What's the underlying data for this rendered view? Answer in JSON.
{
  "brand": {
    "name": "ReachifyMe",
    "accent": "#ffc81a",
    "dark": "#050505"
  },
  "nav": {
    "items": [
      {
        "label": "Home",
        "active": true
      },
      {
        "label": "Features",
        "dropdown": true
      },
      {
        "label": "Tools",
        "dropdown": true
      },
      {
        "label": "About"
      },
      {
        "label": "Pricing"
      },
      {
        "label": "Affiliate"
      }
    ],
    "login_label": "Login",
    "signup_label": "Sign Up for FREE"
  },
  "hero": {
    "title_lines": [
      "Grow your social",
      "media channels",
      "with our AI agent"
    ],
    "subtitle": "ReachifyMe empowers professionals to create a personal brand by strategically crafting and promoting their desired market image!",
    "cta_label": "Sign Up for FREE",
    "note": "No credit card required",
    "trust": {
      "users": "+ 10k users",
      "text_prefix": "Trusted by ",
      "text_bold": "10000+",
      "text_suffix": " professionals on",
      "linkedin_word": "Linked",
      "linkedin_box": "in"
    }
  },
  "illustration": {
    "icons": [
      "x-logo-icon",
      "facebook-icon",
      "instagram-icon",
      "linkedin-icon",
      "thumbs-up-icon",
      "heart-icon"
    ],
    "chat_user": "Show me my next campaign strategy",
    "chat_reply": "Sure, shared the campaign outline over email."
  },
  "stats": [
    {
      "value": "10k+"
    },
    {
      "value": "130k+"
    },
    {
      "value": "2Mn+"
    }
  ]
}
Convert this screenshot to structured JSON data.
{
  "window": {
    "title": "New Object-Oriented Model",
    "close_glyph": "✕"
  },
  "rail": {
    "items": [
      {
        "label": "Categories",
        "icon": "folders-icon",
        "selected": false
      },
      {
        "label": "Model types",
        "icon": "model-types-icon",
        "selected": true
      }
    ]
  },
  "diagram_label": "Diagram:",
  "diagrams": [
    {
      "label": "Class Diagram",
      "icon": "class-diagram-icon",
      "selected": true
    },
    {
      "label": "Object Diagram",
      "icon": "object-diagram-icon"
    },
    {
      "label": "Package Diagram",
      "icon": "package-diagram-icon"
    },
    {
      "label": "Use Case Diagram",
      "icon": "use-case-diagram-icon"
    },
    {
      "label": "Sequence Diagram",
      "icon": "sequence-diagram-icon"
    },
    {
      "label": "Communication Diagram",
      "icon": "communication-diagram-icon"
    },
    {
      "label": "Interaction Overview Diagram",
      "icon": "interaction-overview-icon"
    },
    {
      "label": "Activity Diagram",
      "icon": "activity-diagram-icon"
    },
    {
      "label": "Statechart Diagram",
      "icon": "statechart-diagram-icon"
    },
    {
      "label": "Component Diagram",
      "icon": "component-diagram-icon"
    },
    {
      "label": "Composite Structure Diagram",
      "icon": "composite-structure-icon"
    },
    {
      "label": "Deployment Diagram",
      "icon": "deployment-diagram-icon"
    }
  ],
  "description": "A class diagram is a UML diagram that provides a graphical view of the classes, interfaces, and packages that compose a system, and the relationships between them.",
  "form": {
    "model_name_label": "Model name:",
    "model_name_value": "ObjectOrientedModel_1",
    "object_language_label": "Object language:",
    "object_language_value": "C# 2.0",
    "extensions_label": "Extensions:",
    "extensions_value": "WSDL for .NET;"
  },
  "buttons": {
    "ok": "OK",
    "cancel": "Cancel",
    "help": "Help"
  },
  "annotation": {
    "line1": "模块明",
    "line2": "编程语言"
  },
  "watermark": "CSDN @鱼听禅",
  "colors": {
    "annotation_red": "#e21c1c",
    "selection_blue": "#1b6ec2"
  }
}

_THE TASK_
Search the listing above for the string "true". Copy every line that contains it.

_PROBLEM SOLUTION_
        "active": true
        "dropdown": true
        "dropdown": true
        "selected": true
      "selected": true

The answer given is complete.